> **Aim**:
Every line with the string "보고하여야" should be gathered.
** BEGIN Entries **
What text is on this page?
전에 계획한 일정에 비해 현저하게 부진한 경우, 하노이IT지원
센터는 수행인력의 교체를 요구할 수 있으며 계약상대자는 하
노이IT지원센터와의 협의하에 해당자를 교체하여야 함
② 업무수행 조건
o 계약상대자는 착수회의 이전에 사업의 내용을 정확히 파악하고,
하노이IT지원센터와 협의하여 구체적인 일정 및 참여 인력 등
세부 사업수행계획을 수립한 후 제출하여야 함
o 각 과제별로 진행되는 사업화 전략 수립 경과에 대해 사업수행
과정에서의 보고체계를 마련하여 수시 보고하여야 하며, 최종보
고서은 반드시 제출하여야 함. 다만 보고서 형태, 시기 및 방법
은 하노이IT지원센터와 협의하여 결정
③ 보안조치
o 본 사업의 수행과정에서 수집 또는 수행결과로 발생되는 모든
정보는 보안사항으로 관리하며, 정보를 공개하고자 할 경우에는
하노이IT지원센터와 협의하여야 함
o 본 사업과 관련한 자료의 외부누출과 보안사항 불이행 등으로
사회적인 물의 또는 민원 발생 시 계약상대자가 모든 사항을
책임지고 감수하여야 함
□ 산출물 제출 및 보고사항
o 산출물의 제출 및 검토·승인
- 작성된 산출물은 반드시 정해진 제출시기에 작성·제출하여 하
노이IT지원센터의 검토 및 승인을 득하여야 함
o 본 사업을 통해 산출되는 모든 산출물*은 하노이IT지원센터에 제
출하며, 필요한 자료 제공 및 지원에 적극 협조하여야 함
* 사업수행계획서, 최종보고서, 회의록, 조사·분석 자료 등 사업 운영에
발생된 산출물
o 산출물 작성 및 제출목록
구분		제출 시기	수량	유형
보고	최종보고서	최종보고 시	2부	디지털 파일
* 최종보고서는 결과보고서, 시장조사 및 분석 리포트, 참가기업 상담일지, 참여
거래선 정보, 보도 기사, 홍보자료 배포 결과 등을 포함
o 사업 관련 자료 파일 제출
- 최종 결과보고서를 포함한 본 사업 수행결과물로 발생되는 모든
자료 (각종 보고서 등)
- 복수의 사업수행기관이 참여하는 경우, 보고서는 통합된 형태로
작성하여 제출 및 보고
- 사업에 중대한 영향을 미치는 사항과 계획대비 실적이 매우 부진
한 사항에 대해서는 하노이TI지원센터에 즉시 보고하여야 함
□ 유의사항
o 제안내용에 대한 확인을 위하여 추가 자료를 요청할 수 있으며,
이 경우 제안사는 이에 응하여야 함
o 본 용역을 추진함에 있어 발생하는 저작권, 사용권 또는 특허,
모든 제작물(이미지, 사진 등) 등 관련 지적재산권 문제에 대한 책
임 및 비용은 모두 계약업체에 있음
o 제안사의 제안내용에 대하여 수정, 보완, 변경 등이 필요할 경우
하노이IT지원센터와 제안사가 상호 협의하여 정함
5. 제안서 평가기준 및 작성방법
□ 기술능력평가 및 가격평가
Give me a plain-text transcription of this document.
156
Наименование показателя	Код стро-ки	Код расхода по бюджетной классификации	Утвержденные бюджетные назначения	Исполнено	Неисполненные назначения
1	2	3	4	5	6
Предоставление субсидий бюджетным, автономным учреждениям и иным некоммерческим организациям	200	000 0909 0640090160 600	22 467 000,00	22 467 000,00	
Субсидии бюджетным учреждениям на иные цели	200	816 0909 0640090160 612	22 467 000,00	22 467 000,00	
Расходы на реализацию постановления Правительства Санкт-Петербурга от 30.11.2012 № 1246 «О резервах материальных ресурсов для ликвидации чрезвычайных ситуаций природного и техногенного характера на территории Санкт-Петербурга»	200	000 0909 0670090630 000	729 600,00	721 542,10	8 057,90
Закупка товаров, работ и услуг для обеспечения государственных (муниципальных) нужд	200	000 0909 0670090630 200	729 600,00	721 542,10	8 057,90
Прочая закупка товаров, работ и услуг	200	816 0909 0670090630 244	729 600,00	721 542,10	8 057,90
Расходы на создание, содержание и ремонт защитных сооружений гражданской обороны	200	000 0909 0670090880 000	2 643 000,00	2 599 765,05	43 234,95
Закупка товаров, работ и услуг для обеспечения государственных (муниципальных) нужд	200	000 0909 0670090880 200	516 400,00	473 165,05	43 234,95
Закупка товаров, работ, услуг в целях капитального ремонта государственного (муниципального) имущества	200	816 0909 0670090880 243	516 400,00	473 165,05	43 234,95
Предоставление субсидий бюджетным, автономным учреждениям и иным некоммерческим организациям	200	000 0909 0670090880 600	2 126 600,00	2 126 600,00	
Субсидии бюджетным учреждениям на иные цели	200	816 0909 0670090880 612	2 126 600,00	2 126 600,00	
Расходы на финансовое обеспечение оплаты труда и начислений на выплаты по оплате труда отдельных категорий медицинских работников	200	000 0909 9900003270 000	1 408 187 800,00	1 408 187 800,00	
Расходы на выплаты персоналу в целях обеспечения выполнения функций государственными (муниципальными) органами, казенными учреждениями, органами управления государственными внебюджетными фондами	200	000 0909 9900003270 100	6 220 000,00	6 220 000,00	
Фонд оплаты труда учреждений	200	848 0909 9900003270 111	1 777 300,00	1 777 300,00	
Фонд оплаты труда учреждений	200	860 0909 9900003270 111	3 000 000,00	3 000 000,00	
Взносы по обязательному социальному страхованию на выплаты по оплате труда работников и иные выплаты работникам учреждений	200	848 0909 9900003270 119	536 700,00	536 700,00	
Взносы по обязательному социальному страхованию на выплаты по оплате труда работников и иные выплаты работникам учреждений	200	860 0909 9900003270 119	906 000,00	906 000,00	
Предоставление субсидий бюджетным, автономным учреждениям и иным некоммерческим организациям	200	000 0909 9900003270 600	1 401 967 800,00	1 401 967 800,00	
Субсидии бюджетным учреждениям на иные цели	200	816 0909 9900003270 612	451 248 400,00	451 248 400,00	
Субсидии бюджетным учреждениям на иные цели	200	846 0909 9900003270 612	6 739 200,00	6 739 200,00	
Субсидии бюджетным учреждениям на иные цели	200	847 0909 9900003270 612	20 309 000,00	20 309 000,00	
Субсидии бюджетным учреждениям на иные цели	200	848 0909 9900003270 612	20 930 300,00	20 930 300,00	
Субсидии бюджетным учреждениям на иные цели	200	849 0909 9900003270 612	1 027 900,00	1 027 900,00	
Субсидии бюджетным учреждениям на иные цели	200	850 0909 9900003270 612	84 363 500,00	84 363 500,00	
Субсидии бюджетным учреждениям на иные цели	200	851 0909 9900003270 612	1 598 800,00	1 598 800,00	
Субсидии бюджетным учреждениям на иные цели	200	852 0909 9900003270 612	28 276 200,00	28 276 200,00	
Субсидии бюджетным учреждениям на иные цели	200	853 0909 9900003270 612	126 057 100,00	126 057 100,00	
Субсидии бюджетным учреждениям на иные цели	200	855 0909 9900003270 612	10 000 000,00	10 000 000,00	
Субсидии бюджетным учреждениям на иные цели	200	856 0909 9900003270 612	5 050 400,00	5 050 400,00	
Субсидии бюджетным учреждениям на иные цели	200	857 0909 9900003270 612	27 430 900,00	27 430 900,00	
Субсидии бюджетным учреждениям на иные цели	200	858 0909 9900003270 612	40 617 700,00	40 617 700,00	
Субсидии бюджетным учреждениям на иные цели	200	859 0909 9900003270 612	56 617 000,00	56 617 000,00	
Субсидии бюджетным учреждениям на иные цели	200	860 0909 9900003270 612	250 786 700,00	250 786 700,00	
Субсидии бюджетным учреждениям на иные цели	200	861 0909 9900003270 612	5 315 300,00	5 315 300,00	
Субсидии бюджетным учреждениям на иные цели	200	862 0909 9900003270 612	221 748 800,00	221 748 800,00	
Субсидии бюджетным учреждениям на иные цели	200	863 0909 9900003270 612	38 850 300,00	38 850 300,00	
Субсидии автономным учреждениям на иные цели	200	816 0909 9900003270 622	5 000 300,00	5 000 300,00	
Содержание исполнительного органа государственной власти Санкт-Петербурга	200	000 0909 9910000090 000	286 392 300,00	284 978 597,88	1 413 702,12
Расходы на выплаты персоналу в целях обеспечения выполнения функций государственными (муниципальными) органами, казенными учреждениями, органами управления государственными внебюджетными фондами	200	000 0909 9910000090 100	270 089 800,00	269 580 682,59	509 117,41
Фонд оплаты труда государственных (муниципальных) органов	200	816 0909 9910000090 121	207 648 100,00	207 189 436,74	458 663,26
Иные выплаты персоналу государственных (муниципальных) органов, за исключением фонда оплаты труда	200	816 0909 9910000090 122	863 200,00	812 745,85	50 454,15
** END Entries **
> **Written solution**:
과정에서의 보고체계를 마련하여 수시 보고하여야 하며, 최종보
한 사항에 대해서는 하노이TI지원센터에 즉시 보고하여야 함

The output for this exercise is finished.